Items from a data source

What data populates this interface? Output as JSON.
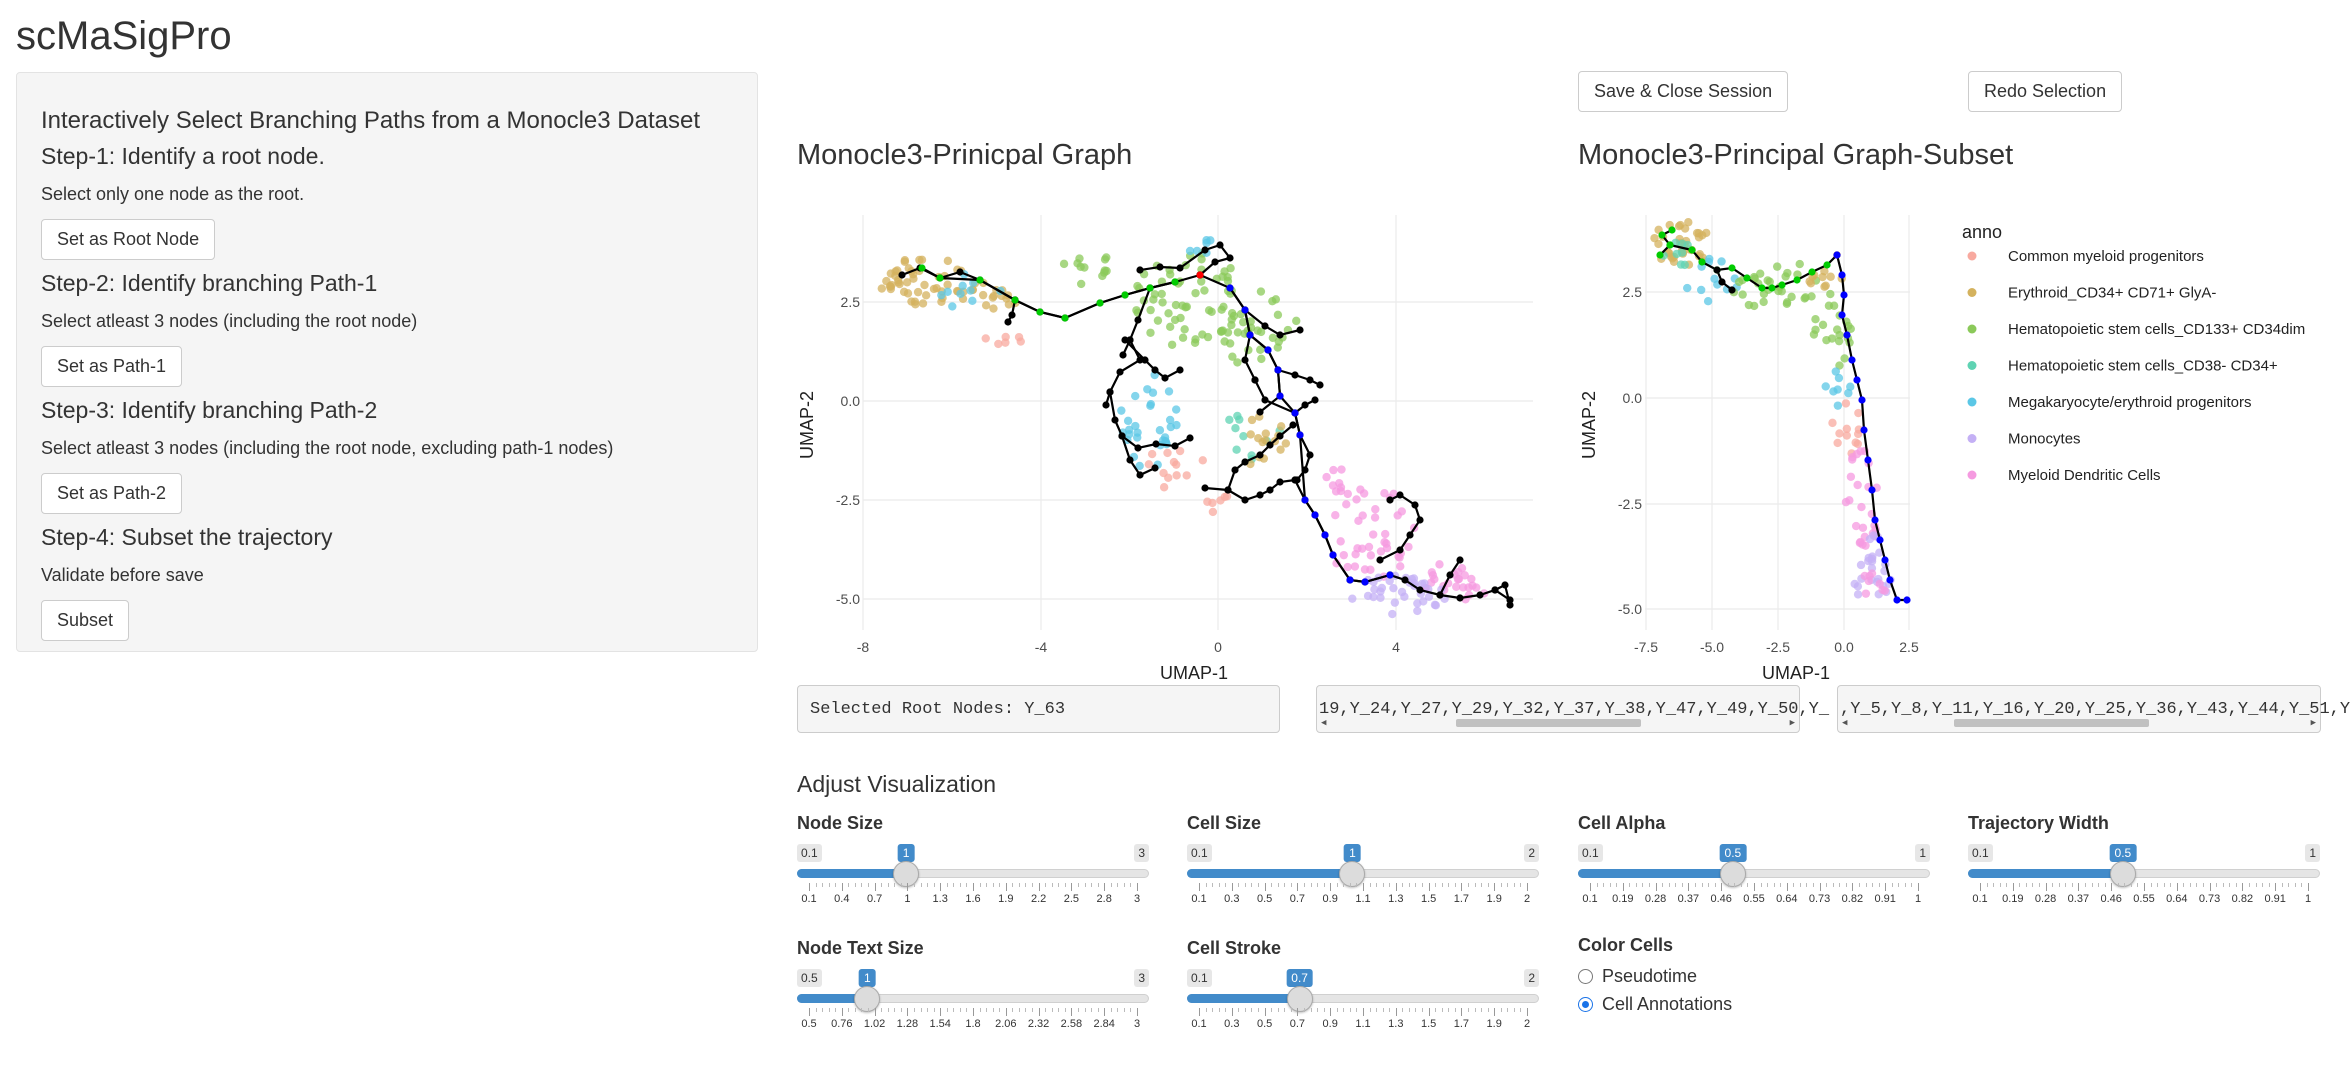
{
  "app": {
    "title": "scMaSigPro"
  },
  "sidebar": {
    "heading": "Interactively Select Branching Paths from a Monocle3 Dataset",
    "steps": [
      {
        "title": "Step-1: Identify a root node.",
        "help": "Select only one node as the root.",
        "button": "Set as Root Node"
      },
      {
        "title": "Step-2: Identify branching Path-1",
        "help": "Select atleast 3 nodes (including the root node)",
        "button": "Set as Path-1"
      },
      {
        "title": "Step-3: Identify branching Path-2",
        "help": "Select atleast 3 nodes (including the root node, excluding path-1 nodes)",
        "button": "Set as Path-2"
      },
      {
        "title": "Step-4: Subset the trajectory",
        "help": "Validate before save",
        "button": "Subset"
      }
    ]
  },
  "toolbar": {
    "save_close": "Save & Close Session",
    "redo": "Redo Selection"
  },
  "plots": {
    "main": {
      "title": "Monocle3-Prinicpal Graph",
      "xlabel": "UMAP-1",
      "ylabel": "UMAP-2",
      "xticks": [
        "-8",
        "-4",
        "0",
        "4"
      ],
      "yticks": [
        "2.5",
        "0.0",
        "-2.5",
        "-5.0"
      ]
    },
    "subset": {
      "title": "Monocle3-Principal Graph-Subset",
      "xlabel": "UMAP-1",
      "ylabel": "UMAP-2",
      "xticks": [
        "-7.5",
        "-5.0",
        "-2.5",
        "0.0",
        "2.5"
      ],
      "yticks": [
        "2.5",
        "0.0",
        "-2.5",
        "-5.0"
      ]
    },
    "legend": {
      "title": "anno",
      "items": [
        {
          "label": "Common myeloid progenitors",
          "color": "#F8A99F"
        },
        {
          "label": "Erythroid_CD34+ CD71+ GlyA-",
          "color": "#D4B25E"
        },
        {
          "label": "Hematopoietic stem cells_CD133+ CD34dim",
          "color": "#8BC95A"
        },
        {
          "label": "Hematopoietic stem cells_CD38- CD34+",
          "color": "#5FD3B3"
        },
        {
          "label": "Megakaryocyte/erythroid progenitors",
          "color": "#5BC7E6"
        },
        {
          "label": "Monocytes",
          "color": "#C4B0F5"
        },
        {
          "label": "Myeloid Dendritic Cells",
          "color": "#F59AE0"
        }
      ]
    }
  },
  "outputs": {
    "root": "Selected Root Nodes: Y_63",
    "path1": "19,Y_24,Y_27,Y_29,Y_32,Y_37,Y_38,Y_47,Y_49,Y_50,Y_",
    "path2": ",Y_5,Y_8,Y_11,Y_16,Y_20,Y_25,Y_36,Y_43,Y_44,Y_51,Y"
  },
  "viz": {
    "title": "Adjust Visualization",
    "sliders": [
      {
        "label": "Node Size",
        "min": "0.1",
        "max": "3",
        "value": "1",
        "fraction": 0.31,
        "ticks": [
          "0.1",
          "0.4",
          "0.7",
          "1",
          "1.3",
          "1.6",
          "1.9",
          "2.2",
          "2.5",
          "2.8",
          "3"
        ]
      },
      {
        "label": "Cell Size",
        "min": "0.1",
        "max": "2",
        "value": "1",
        "fraction": 0.47,
        "ticks": [
          "0.1",
          "0.3",
          "0.5",
          "0.7",
          "0.9",
          "1.1",
          "1.3",
          "1.5",
          "1.7",
          "1.9",
          "2"
        ]
      },
      {
        "label": "Cell Alpha",
        "min": "0.1",
        "max": "1",
        "value": "0.5",
        "fraction": 0.44,
        "ticks": [
          "0.1",
          "0.19",
          "0.28",
          "0.37",
          "0.46",
          "0.55",
          "0.64",
          "0.73",
          "0.82",
          "0.91",
          "1"
        ]
      },
      {
        "label": "Trajectory Width",
        "min": "0.1",
        "max": "1",
        "value": "0.5",
        "fraction": 0.44,
        "ticks": [
          "0.1",
          "0.19",
          "0.28",
          "0.37",
          "0.46",
          "0.55",
          "0.64",
          "0.73",
          "0.82",
          "0.91",
          "1"
        ]
      },
      {
        "label": "Node Text Size",
        "min": "0.5",
        "max": "3",
        "value": "1",
        "fraction": 0.2,
        "ticks": [
          "0.5",
          "0.76",
          "1.02",
          "1.28",
          "1.54",
          "1.8",
          "2.06",
          "2.32",
          "2.58",
          "2.84",
          "3"
        ]
      },
      {
        "label": "Cell Stroke",
        "min": "0.1",
        "max": "2",
        "value": "0.7",
        "fraction": 0.32,
        "ticks": [
          "0.1",
          "0.3",
          "0.5",
          "0.7",
          "0.9",
          "1.1",
          "1.3",
          "1.5",
          "1.7",
          "1.9",
          "2"
        ]
      }
    ],
    "color_cells": {
      "label": "Color Cells",
      "options": [
        {
          "label": "Pseudotime",
          "selected": false
        },
        {
          "label": "Cell Annotations",
          "selected": true
        }
      ]
    }
  }
}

▶ [Instructions to follow] From the records given above, reproduce all text exactly and exclude each picture.

▶ [Exercise response]
What data populates this interface? Output as JSON.
{
  "app": {
    "title": "scMaSigPro"
  },
  "sidebar": {
    "heading": "Interactively Select Branching Paths from a Monocle3 Dataset",
    "steps": [
      {
        "title": "Step-1: Identify a root node.",
        "help": "Select only one node as the root.",
        "button": "Set as Root Node"
      },
      {
        "title": "Step-2: Identify branching Path-1",
        "help": "Select atleast 3 nodes (including the root node)",
        "button": "Set as Path-1"
      },
      {
        "title": "Step-3: Identify branching Path-2",
        "help": "Select atleast 3 nodes (including the root node, excluding path-1 nodes)",
        "button": "Set as Path-2"
      },
      {
        "title": "Step-4: Subset the trajectory",
        "help": "Validate before save",
        "button": "Subset"
      }
    ]
  },
  "toolbar": {
    "save_close": "Save & Close Session",
    "redo": "Redo Selection"
  },
  "plots": {
    "main": {
      "title": "Monocle3-Prinicpal Graph",
      "xlabel": "UMAP-1",
      "ylabel": "UMAP-2",
      "xticks": [
        "-8",
        "-4",
        "0",
        "4"
      ],
      "yticks": [
        "2.5",
        "0.0",
        "-2.5",
        "-5.0"
      ]
    },
    "subset": {
      "title": "Monocle3-Principal Graph-Subset",
      "xlabel": "UMAP-1",
      "ylabel": "UMAP-2",
      "xticks": [
        "-7.5",
        "-5.0",
        "-2.5",
        "0.0",
        "2.5"
      ],
      "yticks": [
        "2.5",
        "0.0",
        "-2.5",
        "-5.0"
      ]
    },
    "legend": {
      "title": "anno",
      "items": [
        {
          "label": "Common myeloid progenitors",
          "color": "#F8A99F"
        },
        {
          "label": "Erythroid_CD34+ CD71+ GlyA-",
          "color": "#D4B25E"
        },
        {
          "label": "Hematopoietic stem cells_CD133+ CD34dim",
          "color": "#8BC95A"
        },
        {
          "label": "Hematopoietic stem cells_CD38- CD34+",
          "color": "#5FD3B3"
        },
        {
          "label": "Megakaryocyte/erythroid progenitors",
          "color": "#5BC7E6"
        },
        {
          "label": "Monocytes",
          "color": "#C4B0F5"
        },
        {
          "label": "Myeloid Dendritic Cells",
          "color": "#F59AE0"
        }
      ]
    }
  },
  "outputs": {
    "root": "Selected Root Nodes: Y_63",
    "path1": "19,Y_24,Y_27,Y_29,Y_32,Y_37,Y_38,Y_47,Y_49,Y_50,Y_",
    "path2": ",Y_5,Y_8,Y_11,Y_16,Y_20,Y_25,Y_36,Y_43,Y_44,Y_51,Y"
  },
  "viz": {
    "title": "Adjust Visualization",
    "sliders": [
      {
        "label": "Node Size",
        "min": "0.1",
        "max": "3",
        "value": "1",
        "fraction": 0.31,
        "ticks": [
          "0.1",
          "0.4",
          "0.7",
          "1",
          "1.3",
          "1.6",
          "1.9",
          "2.2",
          "2.5",
          "2.8",
          "3"
        ]
      },
      {
        "label": "Cell Size",
        "min": "0.1",
        "max": "2",
        "value": "1",
        "fraction": 0.47,
        "ticks": [
          "0.1",
          "0.3",
          "0.5",
          "0.7",
          "0.9",
          "1.1",
          "1.3",
          "1.5",
          "1.7",
          "1.9",
          "2"
        ]
      },
      {
        "label": "Cell Alpha",
        "min": "0.1",
        "max": "1",
        "value": "0.5",
        "fraction": 0.44,
        "ticks": [
          "0.1",
          "0.19",
          "0.28",
          "0.37",
          "0.46",
          "0.55",
          "0.64",
          "0.73",
          "0.82",
          "0.91",
          "1"
        ]
      },
      {
        "label": "Trajectory Width",
        "min": "0.1",
        "max": "1",
        "value": "0.5",
        "fraction": 0.44,
        "ticks": [
          "0.1",
          "0.19",
          "0.28",
          "0.37",
          "0.46",
          "0.55",
          "0.64",
          "0.73",
          "0.82",
          "0.91",
          "1"
        ]
      },
      {
        "label": "Node Text Size",
        "min": "0.5",
        "max": "3",
        "value": "1",
        "fraction": 0.2,
        "ticks": [
          "0.5",
          "0.76",
          "1.02",
          "1.28",
          "1.54",
          "1.8",
          "2.06",
          "2.32",
          "2.58",
          "2.84",
          "3"
        ]
      },
      {
        "label": "Cell Stroke",
        "min": "0.1",
        "max": "2",
        "value": "0.7",
        "fraction": 0.32,
        "ticks": [
          "0.1",
          "0.3",
          "0.5",
          "0.7",
          "0.9",
          "1.1",
          "1.3",
          "1.5",
          "1.7",
          "1.9",
          "2"
        ]
      }
    ],
    "color_cells": {
      "label": "Color Cells",
      "options": [
        {
          "label": "Pseudotime",
          "selected": false
        },
        {
          "label": "Cell Annotations",
          "selected": true
        }
      ]
    }
  }
}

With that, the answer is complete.